What is needed »
Reproduce all lines of the listing below in which the word "Kukkiwon" occurs.

(Data items)
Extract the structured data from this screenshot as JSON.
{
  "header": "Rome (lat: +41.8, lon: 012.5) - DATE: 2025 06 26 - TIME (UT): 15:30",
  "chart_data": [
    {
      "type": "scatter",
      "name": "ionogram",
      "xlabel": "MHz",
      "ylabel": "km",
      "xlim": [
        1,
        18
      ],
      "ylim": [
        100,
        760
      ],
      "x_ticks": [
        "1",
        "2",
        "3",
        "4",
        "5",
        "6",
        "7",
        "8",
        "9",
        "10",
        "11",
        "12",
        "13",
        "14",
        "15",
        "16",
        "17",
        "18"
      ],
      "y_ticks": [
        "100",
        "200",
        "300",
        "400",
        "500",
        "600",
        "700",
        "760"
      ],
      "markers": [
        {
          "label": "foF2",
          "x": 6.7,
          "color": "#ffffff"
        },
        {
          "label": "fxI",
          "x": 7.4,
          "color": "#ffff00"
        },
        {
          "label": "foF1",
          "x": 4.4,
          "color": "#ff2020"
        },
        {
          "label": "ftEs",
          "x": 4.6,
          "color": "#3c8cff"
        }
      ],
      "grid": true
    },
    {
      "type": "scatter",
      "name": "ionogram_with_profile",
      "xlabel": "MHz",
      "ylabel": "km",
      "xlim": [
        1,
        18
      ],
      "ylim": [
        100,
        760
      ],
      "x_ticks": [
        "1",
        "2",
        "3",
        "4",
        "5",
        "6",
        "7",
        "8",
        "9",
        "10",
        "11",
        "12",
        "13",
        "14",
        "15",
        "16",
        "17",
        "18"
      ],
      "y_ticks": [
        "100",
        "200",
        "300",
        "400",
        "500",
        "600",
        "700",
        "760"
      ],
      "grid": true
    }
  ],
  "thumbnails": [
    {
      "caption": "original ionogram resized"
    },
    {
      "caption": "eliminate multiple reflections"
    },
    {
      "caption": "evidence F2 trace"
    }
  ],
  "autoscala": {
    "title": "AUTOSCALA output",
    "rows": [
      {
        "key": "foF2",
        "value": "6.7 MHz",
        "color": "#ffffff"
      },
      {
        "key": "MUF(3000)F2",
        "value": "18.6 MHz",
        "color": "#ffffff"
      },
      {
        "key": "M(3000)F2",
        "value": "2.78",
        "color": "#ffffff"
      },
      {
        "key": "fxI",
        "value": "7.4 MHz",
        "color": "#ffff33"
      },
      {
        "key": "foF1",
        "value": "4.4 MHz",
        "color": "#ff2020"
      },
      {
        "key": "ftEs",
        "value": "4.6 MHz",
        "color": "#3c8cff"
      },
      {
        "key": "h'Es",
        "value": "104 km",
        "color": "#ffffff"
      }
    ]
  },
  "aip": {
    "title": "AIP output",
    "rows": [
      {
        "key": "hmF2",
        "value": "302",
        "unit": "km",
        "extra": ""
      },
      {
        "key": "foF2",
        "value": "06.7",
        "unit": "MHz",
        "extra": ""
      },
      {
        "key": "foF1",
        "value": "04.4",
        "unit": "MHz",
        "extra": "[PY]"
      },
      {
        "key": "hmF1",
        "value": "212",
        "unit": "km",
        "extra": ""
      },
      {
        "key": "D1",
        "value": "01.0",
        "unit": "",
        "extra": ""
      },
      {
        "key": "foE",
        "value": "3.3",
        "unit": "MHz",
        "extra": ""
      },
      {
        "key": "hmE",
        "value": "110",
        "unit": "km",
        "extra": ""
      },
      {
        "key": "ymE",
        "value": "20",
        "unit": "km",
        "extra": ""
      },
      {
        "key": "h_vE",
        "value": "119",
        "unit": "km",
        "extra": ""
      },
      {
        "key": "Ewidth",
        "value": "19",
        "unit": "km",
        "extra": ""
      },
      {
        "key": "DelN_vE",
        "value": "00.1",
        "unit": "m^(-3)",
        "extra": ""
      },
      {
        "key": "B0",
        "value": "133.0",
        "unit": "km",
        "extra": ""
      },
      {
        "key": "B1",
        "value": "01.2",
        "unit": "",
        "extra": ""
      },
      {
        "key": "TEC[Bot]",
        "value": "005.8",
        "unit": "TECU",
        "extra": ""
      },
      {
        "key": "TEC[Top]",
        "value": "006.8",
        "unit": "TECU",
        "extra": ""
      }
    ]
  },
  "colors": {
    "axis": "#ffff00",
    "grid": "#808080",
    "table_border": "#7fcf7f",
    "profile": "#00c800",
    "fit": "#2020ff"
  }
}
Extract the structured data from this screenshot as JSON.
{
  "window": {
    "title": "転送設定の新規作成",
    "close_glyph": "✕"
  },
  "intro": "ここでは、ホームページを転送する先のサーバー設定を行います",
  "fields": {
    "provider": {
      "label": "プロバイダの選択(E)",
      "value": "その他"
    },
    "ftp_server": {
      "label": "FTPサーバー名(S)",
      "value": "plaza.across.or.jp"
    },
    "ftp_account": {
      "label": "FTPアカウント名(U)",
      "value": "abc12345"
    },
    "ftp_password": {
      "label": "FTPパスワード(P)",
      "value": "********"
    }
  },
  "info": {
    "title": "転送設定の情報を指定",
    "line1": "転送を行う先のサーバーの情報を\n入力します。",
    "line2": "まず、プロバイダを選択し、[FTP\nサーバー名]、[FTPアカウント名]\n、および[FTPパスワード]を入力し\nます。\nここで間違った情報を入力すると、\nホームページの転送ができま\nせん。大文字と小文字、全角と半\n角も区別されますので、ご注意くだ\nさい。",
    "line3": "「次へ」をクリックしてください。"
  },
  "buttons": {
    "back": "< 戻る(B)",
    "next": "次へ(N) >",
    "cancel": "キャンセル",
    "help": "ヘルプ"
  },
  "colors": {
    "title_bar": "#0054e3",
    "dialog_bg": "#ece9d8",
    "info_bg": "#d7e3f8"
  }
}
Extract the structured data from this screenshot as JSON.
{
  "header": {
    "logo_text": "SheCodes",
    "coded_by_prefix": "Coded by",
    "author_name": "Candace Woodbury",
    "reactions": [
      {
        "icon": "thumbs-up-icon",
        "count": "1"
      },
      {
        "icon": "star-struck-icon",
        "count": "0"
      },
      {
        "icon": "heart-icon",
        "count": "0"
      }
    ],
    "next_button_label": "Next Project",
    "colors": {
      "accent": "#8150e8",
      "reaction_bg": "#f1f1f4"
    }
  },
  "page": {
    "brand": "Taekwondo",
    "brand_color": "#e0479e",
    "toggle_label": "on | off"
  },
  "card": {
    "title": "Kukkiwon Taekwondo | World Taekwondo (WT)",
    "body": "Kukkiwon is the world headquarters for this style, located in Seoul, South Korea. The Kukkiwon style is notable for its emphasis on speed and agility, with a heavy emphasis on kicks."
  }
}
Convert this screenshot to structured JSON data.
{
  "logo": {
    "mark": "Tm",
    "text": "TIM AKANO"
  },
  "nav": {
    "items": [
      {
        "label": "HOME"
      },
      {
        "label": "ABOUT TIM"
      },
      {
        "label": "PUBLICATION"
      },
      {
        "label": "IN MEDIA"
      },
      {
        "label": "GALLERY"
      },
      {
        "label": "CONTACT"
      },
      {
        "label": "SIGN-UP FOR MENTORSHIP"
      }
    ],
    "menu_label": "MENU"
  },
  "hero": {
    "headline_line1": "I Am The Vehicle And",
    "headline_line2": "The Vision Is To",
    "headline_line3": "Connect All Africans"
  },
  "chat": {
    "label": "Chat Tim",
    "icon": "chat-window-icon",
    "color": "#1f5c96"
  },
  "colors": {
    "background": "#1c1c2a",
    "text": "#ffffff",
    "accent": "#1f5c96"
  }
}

Task solution »
    "title": "Kukkiwon Taekwondo | World Taekwondo (WT)",
    "body": "Kukkiwon is the world headquarters for this style, located in Seoul, South Korea. The Kukkiwon style is notable for its emphasis on speed and agility, with a heavy emphasis on kicks."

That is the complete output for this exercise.